TASK INSTRUCTIONS — Across the records below, how many lines contain the string "ylabel"? Give the number by itself.

+ + + +

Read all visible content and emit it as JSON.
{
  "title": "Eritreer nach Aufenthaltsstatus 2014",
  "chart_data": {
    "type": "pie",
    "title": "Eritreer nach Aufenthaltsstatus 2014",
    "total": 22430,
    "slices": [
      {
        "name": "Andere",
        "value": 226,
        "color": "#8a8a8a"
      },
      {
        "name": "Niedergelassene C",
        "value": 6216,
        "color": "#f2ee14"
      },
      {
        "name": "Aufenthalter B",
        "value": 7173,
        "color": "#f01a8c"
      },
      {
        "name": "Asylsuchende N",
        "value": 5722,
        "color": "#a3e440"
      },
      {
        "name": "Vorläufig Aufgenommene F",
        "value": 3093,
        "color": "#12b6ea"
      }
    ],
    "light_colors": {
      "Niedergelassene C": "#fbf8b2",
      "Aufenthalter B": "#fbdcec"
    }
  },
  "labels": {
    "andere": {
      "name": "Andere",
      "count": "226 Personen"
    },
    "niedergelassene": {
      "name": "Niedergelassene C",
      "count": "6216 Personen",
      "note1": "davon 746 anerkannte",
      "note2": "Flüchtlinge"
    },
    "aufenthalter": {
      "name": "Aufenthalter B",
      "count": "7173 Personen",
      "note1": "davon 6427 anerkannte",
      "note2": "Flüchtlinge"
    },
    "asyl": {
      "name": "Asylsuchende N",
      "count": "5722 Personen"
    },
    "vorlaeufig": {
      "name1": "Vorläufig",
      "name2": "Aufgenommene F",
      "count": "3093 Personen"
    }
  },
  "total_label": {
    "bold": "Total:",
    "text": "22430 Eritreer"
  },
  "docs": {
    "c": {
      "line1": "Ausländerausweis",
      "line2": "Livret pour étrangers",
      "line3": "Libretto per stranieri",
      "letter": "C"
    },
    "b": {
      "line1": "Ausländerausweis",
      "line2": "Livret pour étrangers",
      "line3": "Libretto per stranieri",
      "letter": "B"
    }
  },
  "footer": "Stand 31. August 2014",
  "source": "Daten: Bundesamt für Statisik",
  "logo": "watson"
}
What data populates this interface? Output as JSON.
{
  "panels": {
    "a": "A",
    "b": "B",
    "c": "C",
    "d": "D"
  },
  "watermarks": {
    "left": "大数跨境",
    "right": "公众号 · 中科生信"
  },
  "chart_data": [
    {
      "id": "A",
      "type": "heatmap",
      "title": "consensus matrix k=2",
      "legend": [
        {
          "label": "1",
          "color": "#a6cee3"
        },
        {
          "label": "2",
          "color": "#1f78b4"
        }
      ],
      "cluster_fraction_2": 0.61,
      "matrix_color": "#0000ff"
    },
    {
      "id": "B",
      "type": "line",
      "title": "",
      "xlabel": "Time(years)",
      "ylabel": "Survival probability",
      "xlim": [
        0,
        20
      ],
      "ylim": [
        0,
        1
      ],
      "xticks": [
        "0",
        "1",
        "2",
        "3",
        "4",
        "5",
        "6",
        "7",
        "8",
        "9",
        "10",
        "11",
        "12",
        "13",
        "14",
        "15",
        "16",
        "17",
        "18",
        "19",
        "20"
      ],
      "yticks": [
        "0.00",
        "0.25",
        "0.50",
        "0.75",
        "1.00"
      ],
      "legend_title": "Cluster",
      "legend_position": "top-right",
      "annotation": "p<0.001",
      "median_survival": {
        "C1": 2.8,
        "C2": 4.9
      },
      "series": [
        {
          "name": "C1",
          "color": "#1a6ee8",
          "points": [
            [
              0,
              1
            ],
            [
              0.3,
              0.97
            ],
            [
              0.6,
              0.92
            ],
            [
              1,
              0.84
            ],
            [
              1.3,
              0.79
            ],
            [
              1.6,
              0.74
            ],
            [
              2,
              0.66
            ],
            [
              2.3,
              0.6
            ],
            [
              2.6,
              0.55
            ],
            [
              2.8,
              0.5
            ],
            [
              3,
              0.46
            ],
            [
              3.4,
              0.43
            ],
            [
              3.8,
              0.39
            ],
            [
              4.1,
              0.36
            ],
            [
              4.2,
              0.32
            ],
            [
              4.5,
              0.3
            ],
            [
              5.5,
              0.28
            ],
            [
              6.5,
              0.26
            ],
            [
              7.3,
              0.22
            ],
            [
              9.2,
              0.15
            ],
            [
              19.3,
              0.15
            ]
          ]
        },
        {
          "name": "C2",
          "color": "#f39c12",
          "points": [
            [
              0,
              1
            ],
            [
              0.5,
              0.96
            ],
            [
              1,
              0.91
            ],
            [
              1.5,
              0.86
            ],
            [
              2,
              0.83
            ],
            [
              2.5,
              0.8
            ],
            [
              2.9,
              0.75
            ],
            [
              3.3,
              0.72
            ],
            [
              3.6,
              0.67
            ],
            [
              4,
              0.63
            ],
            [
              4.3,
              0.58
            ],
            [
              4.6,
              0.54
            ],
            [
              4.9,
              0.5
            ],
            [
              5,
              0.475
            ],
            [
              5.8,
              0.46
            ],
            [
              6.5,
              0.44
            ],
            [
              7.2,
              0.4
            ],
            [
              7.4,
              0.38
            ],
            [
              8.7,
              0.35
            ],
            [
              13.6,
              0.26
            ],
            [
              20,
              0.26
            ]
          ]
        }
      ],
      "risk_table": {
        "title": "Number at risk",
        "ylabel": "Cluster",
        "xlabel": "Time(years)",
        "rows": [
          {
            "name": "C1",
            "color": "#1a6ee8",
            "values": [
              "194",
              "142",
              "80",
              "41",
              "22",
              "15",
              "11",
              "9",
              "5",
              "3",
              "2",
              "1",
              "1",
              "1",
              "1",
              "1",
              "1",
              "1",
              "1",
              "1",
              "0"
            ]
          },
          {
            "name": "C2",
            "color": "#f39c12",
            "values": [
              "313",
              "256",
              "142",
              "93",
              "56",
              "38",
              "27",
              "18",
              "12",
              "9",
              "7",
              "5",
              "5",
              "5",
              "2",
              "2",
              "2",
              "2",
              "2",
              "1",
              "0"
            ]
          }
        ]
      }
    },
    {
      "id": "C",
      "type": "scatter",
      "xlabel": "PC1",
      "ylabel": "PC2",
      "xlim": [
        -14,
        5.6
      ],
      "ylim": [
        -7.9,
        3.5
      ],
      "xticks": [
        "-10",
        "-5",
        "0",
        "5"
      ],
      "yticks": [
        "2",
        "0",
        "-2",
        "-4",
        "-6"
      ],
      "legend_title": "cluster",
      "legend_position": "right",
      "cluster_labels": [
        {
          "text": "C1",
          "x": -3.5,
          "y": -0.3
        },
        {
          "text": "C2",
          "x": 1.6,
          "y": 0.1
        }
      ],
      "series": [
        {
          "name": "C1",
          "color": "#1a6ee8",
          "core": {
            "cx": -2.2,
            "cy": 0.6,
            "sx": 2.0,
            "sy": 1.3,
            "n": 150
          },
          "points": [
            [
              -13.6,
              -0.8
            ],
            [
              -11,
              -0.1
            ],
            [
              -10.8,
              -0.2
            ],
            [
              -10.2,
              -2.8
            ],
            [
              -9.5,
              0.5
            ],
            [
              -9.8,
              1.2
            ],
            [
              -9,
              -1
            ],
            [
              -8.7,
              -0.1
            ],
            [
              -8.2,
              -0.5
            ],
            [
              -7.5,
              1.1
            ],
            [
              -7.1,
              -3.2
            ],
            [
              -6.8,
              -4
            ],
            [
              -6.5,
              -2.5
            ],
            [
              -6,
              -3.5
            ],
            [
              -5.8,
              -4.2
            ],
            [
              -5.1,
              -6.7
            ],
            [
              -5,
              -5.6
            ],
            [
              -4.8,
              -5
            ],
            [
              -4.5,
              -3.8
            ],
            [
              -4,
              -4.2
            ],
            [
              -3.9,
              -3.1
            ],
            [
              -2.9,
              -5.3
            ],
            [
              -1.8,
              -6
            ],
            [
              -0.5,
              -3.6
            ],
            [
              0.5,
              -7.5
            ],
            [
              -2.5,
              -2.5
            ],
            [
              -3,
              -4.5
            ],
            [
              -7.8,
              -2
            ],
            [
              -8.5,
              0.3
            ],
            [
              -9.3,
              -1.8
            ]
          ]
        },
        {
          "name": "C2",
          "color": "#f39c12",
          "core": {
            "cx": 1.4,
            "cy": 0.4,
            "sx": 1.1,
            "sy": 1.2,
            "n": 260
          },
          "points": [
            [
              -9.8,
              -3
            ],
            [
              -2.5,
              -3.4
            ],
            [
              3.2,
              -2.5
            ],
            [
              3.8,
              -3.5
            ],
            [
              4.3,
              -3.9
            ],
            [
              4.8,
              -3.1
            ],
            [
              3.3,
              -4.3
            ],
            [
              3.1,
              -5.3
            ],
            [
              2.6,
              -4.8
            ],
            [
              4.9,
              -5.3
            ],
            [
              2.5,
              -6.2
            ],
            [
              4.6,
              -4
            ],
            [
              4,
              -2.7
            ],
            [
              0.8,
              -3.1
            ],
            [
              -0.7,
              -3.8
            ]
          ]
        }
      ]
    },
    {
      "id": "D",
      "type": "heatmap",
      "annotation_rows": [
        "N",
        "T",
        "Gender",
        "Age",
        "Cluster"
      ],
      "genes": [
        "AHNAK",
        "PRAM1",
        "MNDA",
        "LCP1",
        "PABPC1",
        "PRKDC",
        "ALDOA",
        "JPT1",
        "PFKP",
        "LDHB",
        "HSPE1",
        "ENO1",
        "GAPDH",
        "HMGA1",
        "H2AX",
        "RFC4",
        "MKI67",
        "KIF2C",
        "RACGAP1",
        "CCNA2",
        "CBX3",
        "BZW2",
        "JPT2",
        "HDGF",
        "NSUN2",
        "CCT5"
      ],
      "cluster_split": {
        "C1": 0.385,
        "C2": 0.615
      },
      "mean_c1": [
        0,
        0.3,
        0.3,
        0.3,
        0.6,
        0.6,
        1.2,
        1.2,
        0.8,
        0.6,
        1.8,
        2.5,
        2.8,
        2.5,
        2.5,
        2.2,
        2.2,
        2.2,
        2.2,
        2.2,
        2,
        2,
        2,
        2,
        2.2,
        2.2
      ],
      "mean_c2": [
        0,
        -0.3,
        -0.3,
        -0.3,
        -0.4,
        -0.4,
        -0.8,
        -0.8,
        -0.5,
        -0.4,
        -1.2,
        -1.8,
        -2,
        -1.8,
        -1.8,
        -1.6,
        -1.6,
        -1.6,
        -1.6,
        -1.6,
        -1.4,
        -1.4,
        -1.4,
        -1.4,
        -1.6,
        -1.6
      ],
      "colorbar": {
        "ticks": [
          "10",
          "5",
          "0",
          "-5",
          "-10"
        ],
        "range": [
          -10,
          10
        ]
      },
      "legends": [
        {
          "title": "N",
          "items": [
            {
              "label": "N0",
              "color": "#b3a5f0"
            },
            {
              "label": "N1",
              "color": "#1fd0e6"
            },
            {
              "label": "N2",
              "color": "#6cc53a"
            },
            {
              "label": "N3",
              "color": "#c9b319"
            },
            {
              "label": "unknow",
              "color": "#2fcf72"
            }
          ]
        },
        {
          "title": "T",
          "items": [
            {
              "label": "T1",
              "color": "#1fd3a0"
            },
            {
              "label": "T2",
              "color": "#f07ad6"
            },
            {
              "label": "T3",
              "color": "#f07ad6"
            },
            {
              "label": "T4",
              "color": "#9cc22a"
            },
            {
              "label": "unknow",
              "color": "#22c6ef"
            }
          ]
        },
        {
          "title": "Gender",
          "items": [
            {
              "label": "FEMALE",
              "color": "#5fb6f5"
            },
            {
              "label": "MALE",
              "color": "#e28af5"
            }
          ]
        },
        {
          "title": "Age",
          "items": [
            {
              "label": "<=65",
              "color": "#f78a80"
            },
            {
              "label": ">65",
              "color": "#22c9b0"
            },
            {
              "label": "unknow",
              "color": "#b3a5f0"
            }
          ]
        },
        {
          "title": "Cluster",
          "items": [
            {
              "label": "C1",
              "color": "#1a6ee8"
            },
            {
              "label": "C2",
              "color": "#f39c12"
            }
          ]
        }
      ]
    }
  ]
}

+ + + +

TASK RESPONSE — 3